■ Données enregistrées

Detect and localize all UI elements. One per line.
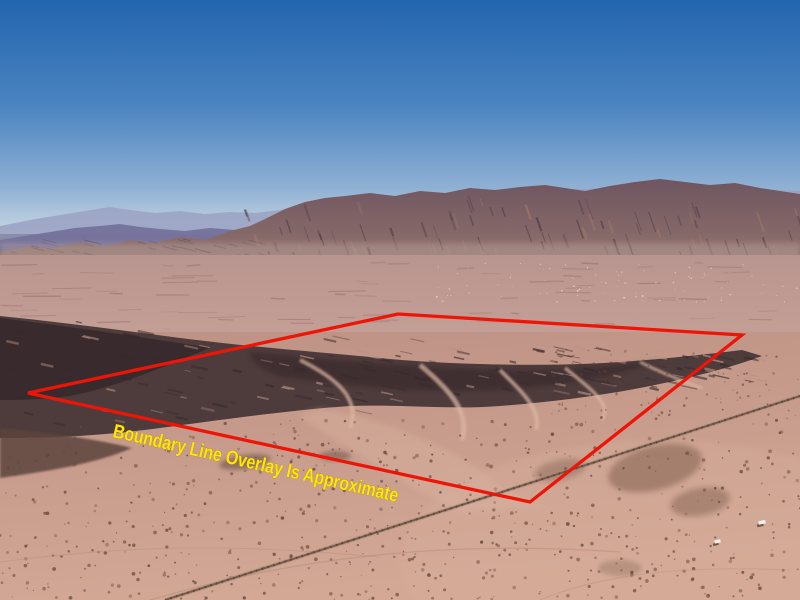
landscape-scene: Boundary Line Overlay Is Approximate bbox=[0, 0, 800, 600]
aerial-photo: Boundary Line Overlay Is Approximate bbox=[0, 0, 800, 600]
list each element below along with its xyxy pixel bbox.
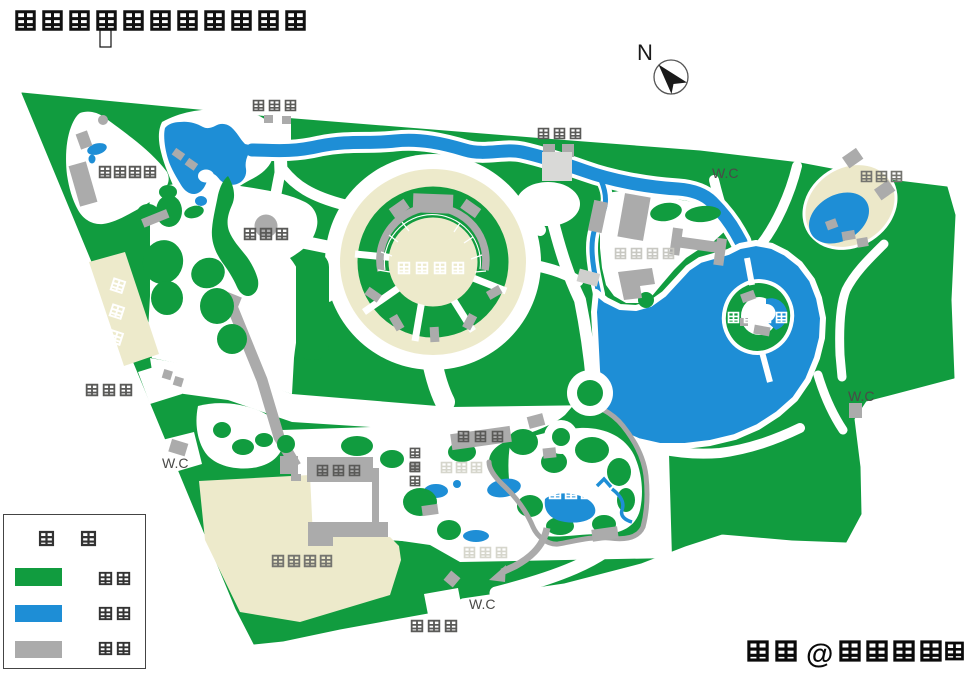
svg-text:W.C: W.C [162, 455, 188, 471]
svg-text:@: @ [806, 638, 833, 669]
svg-text:N: N [637, 40, 653, 65]
svg-text:W.C: W.C [848, 388, 874, 404]
svg-text:W.C: W.C [712, 165, 738, 181]
svg-text:W.C: W.C [469, 596, 495, 612]
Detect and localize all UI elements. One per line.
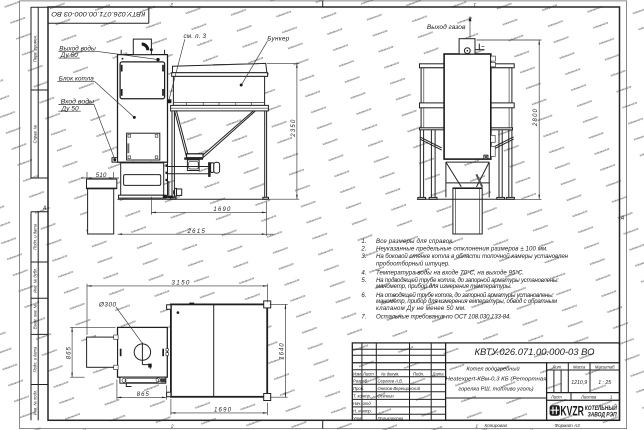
svg-text:1690: 1690 — [214, 407, 232, 413]
svg-text:Подп. и дата: Подп. и дата — [32, 223, 37, 249]
svg-text:Нач. отд: Нач. отд — [353, 401, 371, 406]
svg-text:Дата: Дата — [432, 371, 445, 376]
svg-text:КВТУ.026.071.00.000-03 ВО: КВТУ.026.071.00.000-03 ВО — [475, 347, 596, 358]
svg-text:ЗАВОД РЭП: ЗАВОД РЭП — [588, 412, 618, 418]
svg-text:Утв.: Утв. — [353, 416, 363, 421]
svg-text:Инв. № подл.: Инв. № подл. — [32, 390, 37, 415]
svg-text:Температура воды на входе 70°С: Температура воды на входе 70°С, на выход… — [376, 269, 524, 276]
svg-text:Масса: Масса — [573, 364, 586, 369]
svg-text:Инв. № дубл.: Инв. № дубл. — [32, 268, 37, 293]
svg-text:Выход газов: Выход газов — [427, 23, 466, 31]
svg-text:пробоотборный штуцер.: пробоотборный штуцер. — [376, 260, 450, 267]
svg-text:Остальные требования по ОСТ 10: Остальные требования по ОСТ 108.030.133-… — [376, 314, 511, 321]
svg-text:Разраб.: Разраб. — [353, 379, 368, 384]
svg-text:КОТЕЛЬНЫЙ: КОТЕЛЬНЫЙ — [585, 404, 618, 412]
svg-text:865: 865 — [137, 392, 150, 398]
svg-text:Справ. №: Справ. № — [32, 124, 37, 143]
svg-text:1 : 25: 1 : 25 — [598, 380, 611, 386]
svg-text:Осечкин: Осечкин — [378, 394, 395, 399]
svg-text:А: А — [42, 206, 47, 212]
svg-text:4.: 4. — [361, 269, 366, 276]
svg-text:Подп. и дата: Подп. и дата — [32, 346, 37, 372]
svg-text:3150: 3150 — [172, 280, 191, 286]
svg-text:1: 1 — [476, 423, 479, 428]
svg-text:KVZR: KVZR — [560, 403, 584, 418]
svg-text:Все размеры для справок.: Все размеры для справок. — [376, 238, 454, 245]
svg-text:манометр, прибор для измерения: манометр, прибор для измерения температу… — [376, 283, 512, 290]
svg-text:горелка РШ, топливо уголь): горелка РШ, топливо уголь) — [458, 386, 533, 392]
svg-text:Бункер: Бункер — [267, 35, 289, 42]
svg-text:Изм: Изм — [353, 371, 361, 376]
svg-text:Масштаб: Масштаб — [595, 364, 615, 369]
svg-text:510: 510 — [96, 173, 107, 179]
svg-text:2: 2 — [170, 423, 174, 428]
svg-text:1.: 1. — [361, 238, 366, 245]
svg-text:Листов: Листов — [580, 395, 597, 400]
svg-text:Перв. примен.: Перв. примен. — [32, 35, 37, 62]
svg-text:865: 865 — [66, 347, 72, 360]
svg-text:1640: 1640 — [280, 343, 286, 360]
svg-text:Сергеев А.В.: Сергеев А.В. — [378, 379, 404, 384]
svg-text:6.: 6. — [361, 292, 366, 299]
svg-text:Поликарпова: Поликарпова — [378, 416, 404, 421]
svg-text:Лист: Лист — [550, 395, 562, 400]
svg-text:Т. контр.: Т. контр. — [353, 394, 371, 399]
svg-text:3.: 3. — [361, 253, 366, 260]
svg-text:Копировал: Копировал — [485, 423, 508, 428]
svg-text:КВТУ.026.071.00.000-03 ВО: КВТУ.026.071.00.000-03 ВО — [51, 10, 145, 17]
svg-text:Подп.: Подп. — [413, 371, 424, 376]
svg-text:Взам. инв. №: Взам. инв. № — [32, 303, 37, 329]
svg-text:Н. контр.: Н. контр. — [353, 409, 372, 414]
svg-text:Проб.: Проб. — [353, 386, 364, 391]
svg-text:клапаном Ду не менее 50 мм.: клапаном Ду не менее 50 мм. — [376, 305, 466, 312]
svg-text:1690: 1690 — [213, 207, 231, 213]
svg-text:2615: 2615 — [187, 229, 206, 235]
svg-text:7.: 7. — [361, 314, 366, 321]
svg-text:5.: 5. — [361, 277, 366, 284]
svg-text:Неуказанные предельные отклоне: Неуказанные предельные отклонения размер… — [376, 246, 548, 253]
svg-text:2.: 2. — [360, 246, 366, 253]
svg-text:2350: 2350 — [291, 119, 297, 138]
svg-text:Лит.: Лит. — [551, 364, 562, 369]
svg-text:№ докум.: № докум. — [381, 371, 399, 376]
svg-text:1210,9: 1210,9 — [571, 380, 587, 386]
svg-text:1: 1 — [610, 395, 612, 400]
svg-text:Heatexpert-КВм-0,3 КБ (Ретортн: Heatexpert-КВм-0,3 КБ (Ретортная — [446, 376, 547, 382]
svg-text:Котел водогрейный: Котел водогрейный — [466, 365, 519, 372]
svg-text:А: А — [620, 216, 625, 222]
svg-text:2800: 2800 — [533, 108, 539, 127]
svg-text:Формат А3: Формат А3 — [555, 423, 581, 428]
svg-text:Ø300: Ø300 — [98, 302, 116, 309]
svg-text:Онегов-Верещинский: Онегов-Верещинский — [378, 386, 421, 391]
svg-text:На боковой стенке котла в обла: На боковой стенке котла в области топочн… — [376, 253, 569, 260]
svg-text:см. п. 3: см. п. 3 — [184, 33, 207, 40]
svg-text:Лист: Лист — [362, 371, 374, 376]
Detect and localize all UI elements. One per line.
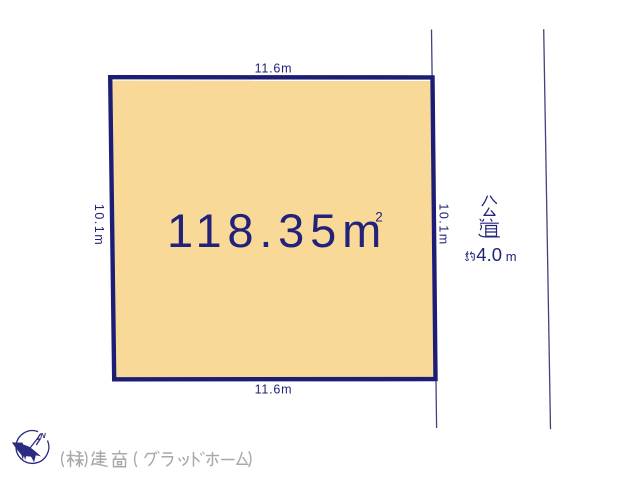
svg-text:10.1m: 10.1m (92, 204, 106, 246)
svg-text:11.6m: 11.6m (255, 382, 293, 396)
svg-text:2: 2 (375, 209, 383, 224)
svg-text:N: N (40, 431, 46, 440)
svg-text:118.35m: 118.35m (167, 204, 387, 257)
svg-text:m: m (506, 249, 517, 264)
svg-text:11.6m: 11.6m (255, 62, 293, 76)
svg-text:4.0: 4.0 (476, 244, 502, 265)
svg-text:10.1m: 10.1m (436, 203, 450, 245)
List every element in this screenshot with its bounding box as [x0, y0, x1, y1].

■ Consigne écrite
Recopiez l'intégralité du matériel en substituant « locate » à « localize », sans aucune autre modification. N'incluez pas les images dans la réponse.

■ Corrigé
Detect and locate all UI elements. One per line.
landscape-scene: Boundary Line Overlay Is Approximate bbox=[0, 0, 800, 600]
aerial-photo: Boundary Line Overlay Is Approximate bbox=[0, 0, 800, 600]
list each element below along with its xyxy pixel bbox.
svg-text:W.C: W.C [162, 455, 188, 471]
svg-text:@: @ [806, 638, 833, 669]
svg-text:N: N [637, 40, 653, 65]
svg-text:W.C: W.C [848, 388, 874, 404]
svg-text:W.C: W.C [712, 165, 738, 181]
svg-text:W.C: W.C [469, 596, 495, 612]
Detect and locate all UI elements. One per line.
svg-text:1690: 1690 — [214, 407, 232, 413]
svg-text:Подп. и дата: Подп. и дата — [32, 223, 37, 249]
svg-text:Нач. отд: Нач. отд — [353, 401, 371, 406]
svg-text:Дата: Дата — [432, 371, 445, 376]
svg-text:КВТУ.026.071.00.000-03 ВО: КВТУ.026.071.00.000-03 ВО — [475, 347, 596, 358]
svg-text:ЗАВОД РЭП: ЗАВОД РЭП — [588, 412, 618, 418]
svg-text:Утв.: Утв. — [353, 416, 363, 421]
svg-text:Инв. № подл.: Инв. № подл. — [32, 390, 37, 415]
svg-text:Температура воды на входе 70°С: Температура воды на входе 70°С, на выход… — [376, 269, 524, 276]
svg-text:Масса: Масса — [573, 364, 586, 369]
svg-text:Инв. № дубл.: Инв. № дубл. — [32, 268, 37, 293]
svg-text:Выход газов: Выход газов — [427, 23, 466, 31]
svg-text:пробоотборный штуцер.: пробоотборный штуцер. — [376, 260, 450, 267]
svg-text:Остальные требования по ОСТ 10: Остальные требования по ОСТ 108.030.133-… — [376, 314, 511, 321]
svg-text:Разраб.: Разраб. — [353, 379, 368, 384]
svg-text:КОТЕЛЬНЫЙ: КОТЕЛЬНЫЙ — [585, 404, 618, 412]
svg-text:865: 865 — [137, 392, 150, 398]
svg-text:Справ. №: Справ. № — [32, 124, 37, 143]
svg-text:1 : 25: 1 : 25 — [598, 380, 611, 386]
svg-text:Осечкин: Осечкин — [378, 394, 395, 399]
svg-text:А: А — [42, 206, 47, 212]
svg-text:4.: 4. — [361, 269, 366, 276]
svg-text:Подп. и дата: Подп. и дата — [32, 346, 37, 372]
svg-text:3150: 3150 — [172, 280, 191, 286]
svg-text:1: 1 — [476, 423, 479, 428]
svg-text:KVZR: KVZR — [560, 403, 584, 418]
svg-text:Все размеры для справок.: Все размеры для справок. — [376, 238, 454, 245]
svg-text:манометр, прибор для измерения: манометр, прибор для измерения температу… — [376, 283, 512, 290]
svg-text:горелка РШ, топливо уголь): горелка РШ, топливо уголь) — [458, 386, 533, 392]
svg-text:Бункер: Бункер — [267, 35, 289, 42]
svg-text:Изм: Изм — [353, 371, 361, 376]
svg-text:Масштаб: Масштаб — [595, 364, 615, 369]
svg-text:510: 510 — [96, 173, 107, 179]
svg-text:2: 2 — [170, 423, 174, 428]
svg-text:1.: 1. — [361, 238, 366, 245]
svg-text:Листов: Листов — [580, 395, 597, 400]
svg-text:Перв. примен.: Перв. примен. — [32, 35, 37, 62]
svg-text:865: 865 — [66, 347, 72, 360]
svg-text:1640: 1640 — [280, 343, 286, 360]
svg-text:Сергеев А.В.: Сергеев А.В. — [378, 379, 404, 384]
svg-text:6.: 6. — [361, 292, 366, 299]
svg-text:Поликарпова: Поликарпова — [378, 416, 404, 421]
svg-text:Лист: Лист — [550, 395, 562, 400]
svg-text:Т. контр.: Т. контр. — [353, 394, 371, 399]
svg-text:3.: 3. — [361, 253, 366, 260]
svg-text:Копировал: Копировал — [485, 423, 508, 428]
svg-text:КВТУ.026.071.00.000-03 ВО: КВТУ.026.071.00.000-03 ВО — [51, 10, 145, 17]
svg-text:Подп.: Подп. — [413, 371, 424, 376]
svg-text:Взам. инв. №: Взам. инв. № — [32, 303, 37, 329]
svg-text:Н. контр.: Н. контр. — [353, 409, 372, 414]
svg-text:Проб.: Проб. — [353, 386, 364, 391]
svg-text:клапаном Ду не менее 50 мм.: клапаном Ду не менее 50 мм. — [376, 305, 466, 312]
svg-text:1690: 1690 — [213, 207, 231, 213]
svg-text:2615: 2615 — [187, 229, 206, 235]
svg-text:7.: 7. — [361, 314, 366, 321]
svg-text:5.: 5. — [361, 277, 366, 284]
svg-text:Неуказанные предельные отклоне: Неуказанные предельные отклонения размер… — [376, 246, 548, 253]
svg-text:2.: 2. — [360, 246, 366, 253]
svg-text:2350: 2350 — [291, 119, 297, 138]
svg-text:Лит.: Лит. — [551, 364, 562, 369]
svg-text:№ докум.: № докум. — [381, 371, 399, 376]
svg-text:1210,9: 1210,9 — [571, 380, 587, 386]
svg-text:1: 1 — [610, 395, 612, 400]
svg-text:Heatexpert-КВм-0,3 КБ (Ретортн: Heatexpert-КВм-0,3 КБ (Ретортная — [446, 376, 547, 382]
svg-text:Котел водогрейный: Котел водогрейный — [466, 365, 519, 372]
svg-text:А: А — [620, 216, 625, 222]
svg-text:2800: 2800 — [533, 108, 539, 127]
svg-text:Формат А3: Формат А3 — [555, 423, 581, 428]
svg-text:Ø300: Ø300 — [98, 302, 116, 309]
svg-text:Онегов-Верещинский: Онегов-Верещинский — [378, 386, 421, 391]
svg-text:На боковой стенке котла в обла: На боковой стенке котла в области топочн… — [376, 253, 569, 260]
svg-text:см. п. 3: см. п. 3 — [184, 33, 207, 40]
svg-text:Лист: Лист — [362, 371, 374, 376]
Detect and locate all UI elements. One per line.
svg-text:10.1m: 10.1m (92, 204, 106, 246)
svg-text:11.6m: 11.6m (255, 382, 293, 396)
svg-text:2: 2 (375, 209, 383, 224)
svg-text:N: N (40, 431, 46, 440)
svg-text:118.35m: 118.35m (167, 204, 387, 257)
svg-text:m: m (506, 249, 517, 264)
svg-text:11.6m: 11.6m (255, 62, 293, 76)
svg-text:4.0: 4.0 (476, 244, 502, 265)
svg-text:10.1m: 10.1m (436, 203, 450, 245)
List every element in this screenshot with its bounding box as [x0, y0, x1, y1].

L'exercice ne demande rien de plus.